§ TASK INSTRUCTIONS
Leave out the pictures and repeat everything else in the records exactly.

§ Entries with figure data

____________

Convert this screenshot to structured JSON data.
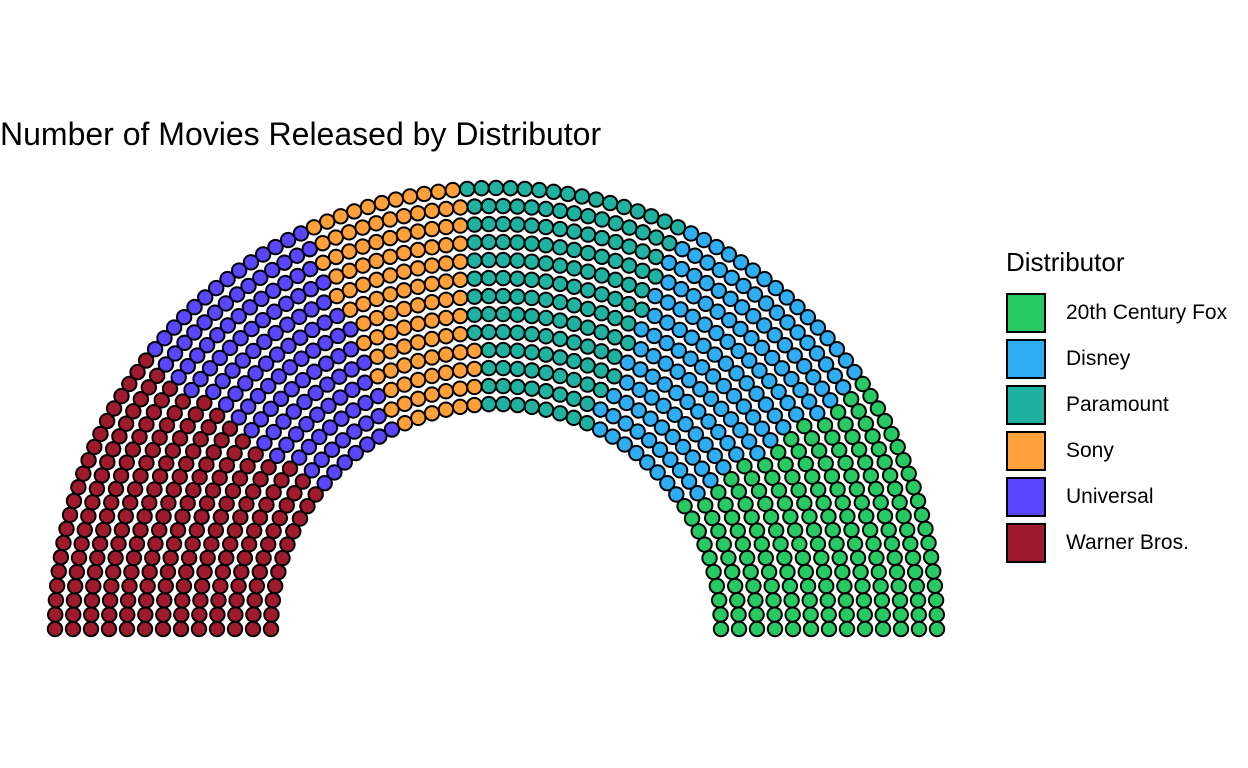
{
  "chart_data": {
    "type": "parliament",
    "title": "Number of Movies Released by Distributor",
    "legend_title": "Distributor",
    "legend_position": "right",
    "rows": 13,
    "series": [
      {
        "name": "20th Century Fox",
        "value": 184,
        "color": "#26C962"
      },
      {
        "name": "Disney",
        "value": 164,
        "color": "#2EADF3"
      },
      {
        "name": "Paramount",
        "value": 155,
        "color": "#20B2A0"
      },
      {
        "name": "Sony",
        "value": 113,
        "color": "#FFA03A"
      },
      {
        "name": "Universal",
        "value": 138,
        "color": "#5A46FF"
      },
      {
        "name": "Warner Bros.",
        "value": 207,
        "color": "#9E1A2C"
      }
    ],
    "order_left_to_right": [
      "Warner Bros.",
      "Universal",
      "Sony",
      "Paramount",
      "Disney",
      "20th Century Fox"
    ]
  }
}
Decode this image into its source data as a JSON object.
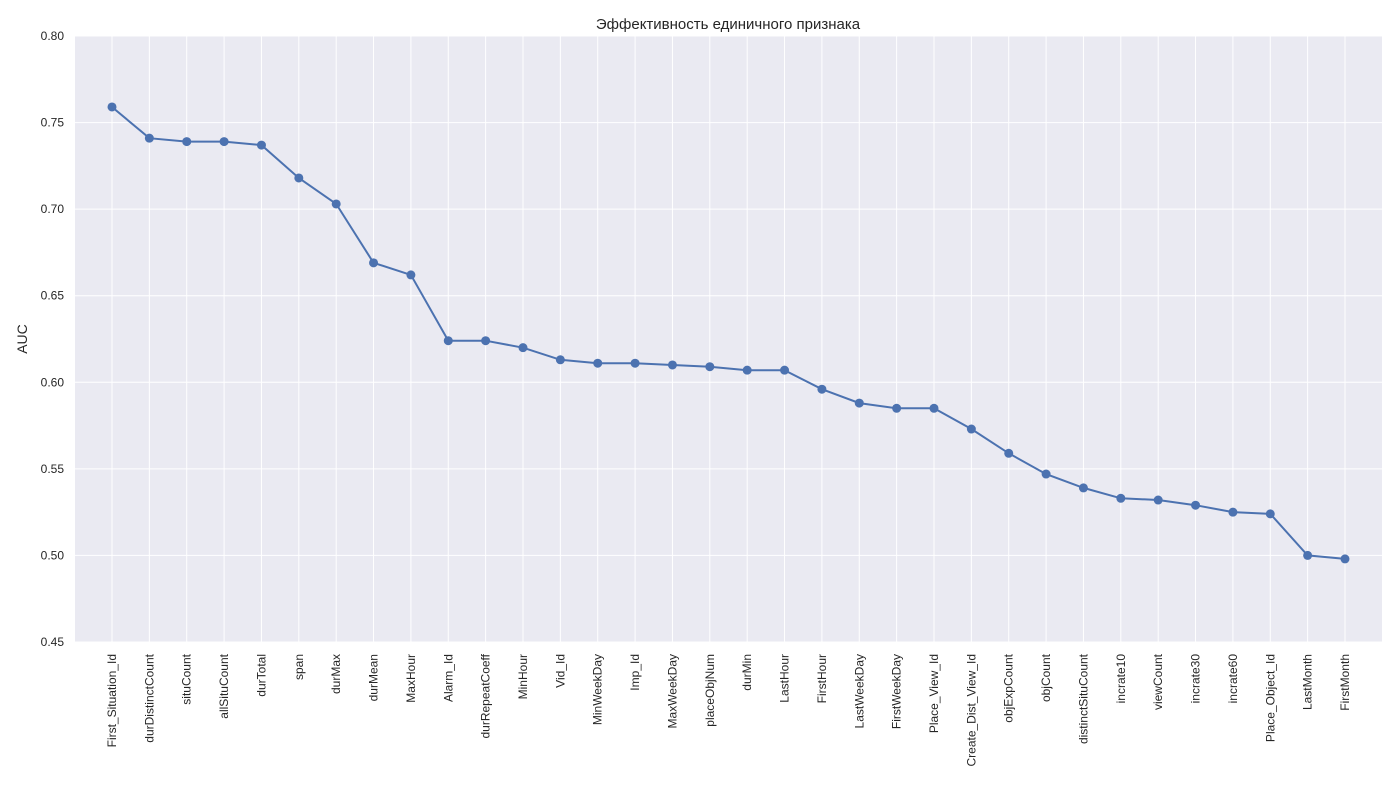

____________

§ OUTPUT FOR THIS TASK
Convert this screenshot to structured JSON data.
{
  "chart_data": {
    "type": "parliament",
    "title": "Number of Movies Released by Distributor",
    "legend_title": "Distributor",
    "legend_position": "right",
    "rows": 13,
    "series": [
      {
        "name": "20th Century Fox",
        "value": 184,
        "color": "#26C962"
      },
      {
        "name": "Disney",
        "value": 164,
        "color": "#2EADF3"
      },
      {
        "name": "Paramount",
        "value": 155,
        "color": "#20B2A0"
      },
      {
        "name": "Sony",
        "value": 113,
        "color": "#FFA03A"
      },
      {
        "name": "Universal",
        "value": 138,
        "color": "#5A46FF"
      },
      {
        "name": "Warner Bros.",
        "value": 207,
        "color": "#9E1A2C"
      }
    ],
    "order_left_to_right": [
      "Warner Bros.",
      "Universal",
      "Sony",
      "Paramount",
      "Disney",
      "20th Century Fox"
    ]
  }
}
Decode this image into its source data as a JSON object.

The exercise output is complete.